(Figure content listings)
>> START

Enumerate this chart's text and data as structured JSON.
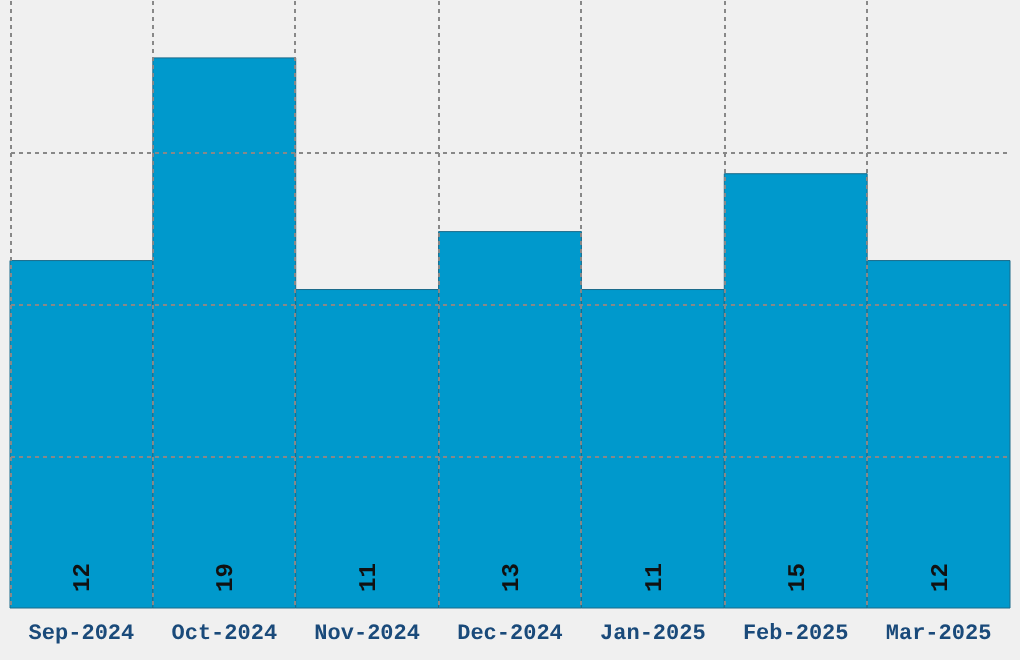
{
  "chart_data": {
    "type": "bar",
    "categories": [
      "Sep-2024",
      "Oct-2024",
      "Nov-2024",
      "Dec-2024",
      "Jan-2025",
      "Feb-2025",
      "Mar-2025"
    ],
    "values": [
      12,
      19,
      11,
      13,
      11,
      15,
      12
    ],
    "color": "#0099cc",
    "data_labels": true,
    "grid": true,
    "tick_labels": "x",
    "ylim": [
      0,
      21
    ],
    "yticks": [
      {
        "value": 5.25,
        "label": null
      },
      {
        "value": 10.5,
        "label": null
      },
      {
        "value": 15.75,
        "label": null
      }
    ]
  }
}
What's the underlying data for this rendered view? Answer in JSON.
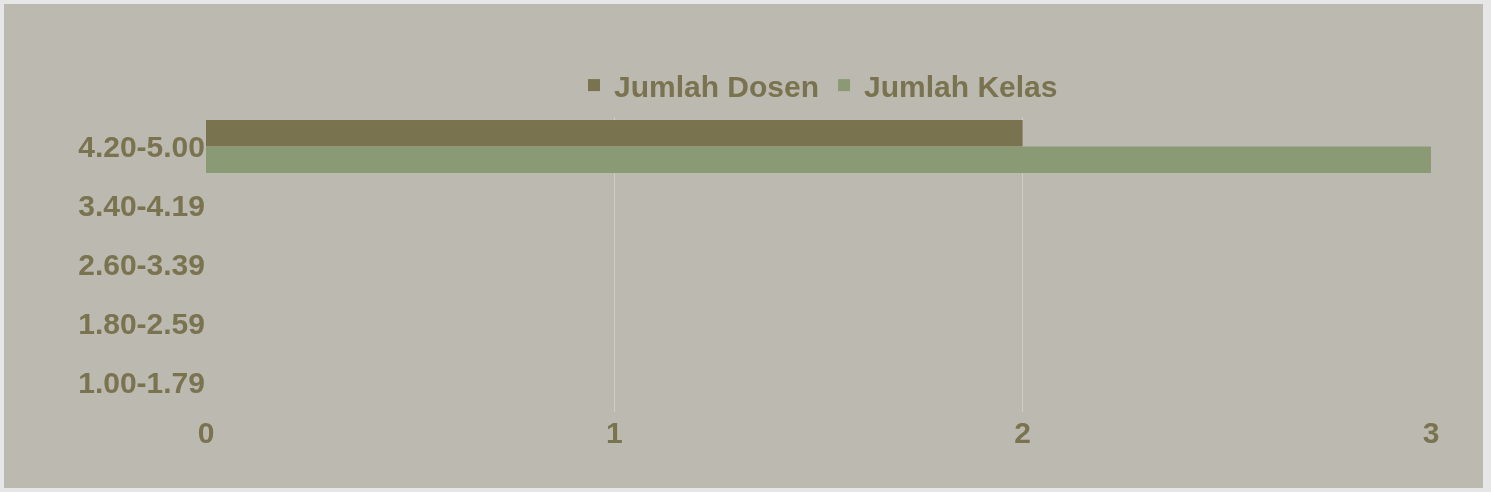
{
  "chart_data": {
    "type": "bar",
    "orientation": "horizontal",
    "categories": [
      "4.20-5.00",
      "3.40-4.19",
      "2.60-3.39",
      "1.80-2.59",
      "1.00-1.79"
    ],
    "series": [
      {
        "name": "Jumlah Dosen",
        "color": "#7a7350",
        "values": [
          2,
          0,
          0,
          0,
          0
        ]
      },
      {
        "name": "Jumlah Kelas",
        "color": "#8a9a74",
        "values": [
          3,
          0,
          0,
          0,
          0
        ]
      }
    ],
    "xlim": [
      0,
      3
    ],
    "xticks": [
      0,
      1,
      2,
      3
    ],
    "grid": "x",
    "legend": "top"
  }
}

>> END
>> START

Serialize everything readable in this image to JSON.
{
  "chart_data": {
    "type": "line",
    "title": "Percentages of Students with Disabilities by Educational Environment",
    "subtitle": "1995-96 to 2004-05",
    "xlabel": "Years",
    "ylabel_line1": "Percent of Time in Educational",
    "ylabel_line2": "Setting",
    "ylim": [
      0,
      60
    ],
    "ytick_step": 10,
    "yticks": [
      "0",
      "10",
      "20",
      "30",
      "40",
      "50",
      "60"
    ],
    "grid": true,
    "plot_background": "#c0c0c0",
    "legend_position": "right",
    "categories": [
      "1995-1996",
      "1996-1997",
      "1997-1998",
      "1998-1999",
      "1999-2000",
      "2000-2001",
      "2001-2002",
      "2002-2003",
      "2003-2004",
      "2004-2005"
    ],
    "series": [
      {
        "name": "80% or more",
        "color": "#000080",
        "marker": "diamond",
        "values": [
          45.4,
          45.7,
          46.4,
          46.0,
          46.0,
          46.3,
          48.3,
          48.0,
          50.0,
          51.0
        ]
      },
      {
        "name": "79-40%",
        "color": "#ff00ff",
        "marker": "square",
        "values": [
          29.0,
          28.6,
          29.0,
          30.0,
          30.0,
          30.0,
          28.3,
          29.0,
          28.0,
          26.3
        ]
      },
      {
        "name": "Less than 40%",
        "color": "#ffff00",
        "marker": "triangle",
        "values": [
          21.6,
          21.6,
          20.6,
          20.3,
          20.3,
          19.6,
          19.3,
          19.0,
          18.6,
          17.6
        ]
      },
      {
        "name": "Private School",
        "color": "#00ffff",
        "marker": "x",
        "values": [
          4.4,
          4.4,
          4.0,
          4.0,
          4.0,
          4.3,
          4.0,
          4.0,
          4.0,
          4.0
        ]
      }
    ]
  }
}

>> END

• [PROBLEM TO WORK ON]:
Using the listing above, return all lines where the word "Jumlah" occurs.

• [RIGHT ANSWER]:
        "name": "Jumlah Dosen",
        "name": "Jumlah Kelas",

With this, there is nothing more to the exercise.